# [Dataset entries]
=== Section Start ===

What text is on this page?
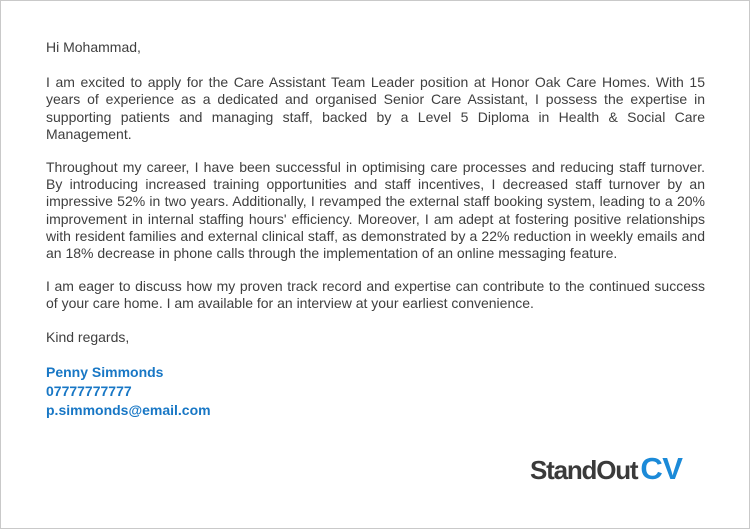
Hi Mohammad,

I am excited to apply for the Care Assistant Team Leader position at Honor Oak Care Homes. With 15 years of experience as a dedicated and organised Senior Care Assistant, I possess the expertise in supporting patients and managing staff, backed by a Level 5 Diploma in Health & Social Care Management.

Throughout my career, I have been successful in optimising care processes and reducing staff turnover. By introducing increased training opportunities and staff incentives, I decreased staff turnover by an impressive 52% in two years. Additionally, I revamped the external staff booking system, leading to a 20% improvement in internal staffing hours' efficiency. Moreover, I am adept at fostering positive relationships with resident families and external clinical staff, as demonstrated by a 22% reduction in weekly emails and an 18% decrease in phone calls through the implementation of an online messaging feature.

I am eager to discuss how my proven track record and expertise can contribute to the continued success of your care home. I am available for an interview at your earliest convenience.

Kind regards,

Penny Simmonds
07777777777
p.simmonds@email.com
StandOut CV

=== Section End ===

# [YOUR OBJECTIVE]
Find and copy each line above that includes the string "staff".

# [TASK RESULT]
I am excited to apply for the Care Assistant Team Leader position at Honor Oak Care Homes. With 15 years of experience as a dedicated and organised Senior Care Assistant, I possess the expertise in supporting patients and managing staff, backed by a Level 5 Diploma in Health & Social Care Management.
Throughout my career, I have been successful in optimising care processes and reducing staff turnover. By introducing increased training opportunities and staff incentives, I decreased staff turnover by an impressive 52% in two years. Additionally, I revamped the external staff booking system, leading to a 20% improvement in internal staffing hours' efficiency. Moreover, I am adept at fostering positive relationships with resident families and external clinical staff, as demonstrated by a 22% reduction in weekly emails and an 18% decrease in phone calls through the implementation of an online messaging feature.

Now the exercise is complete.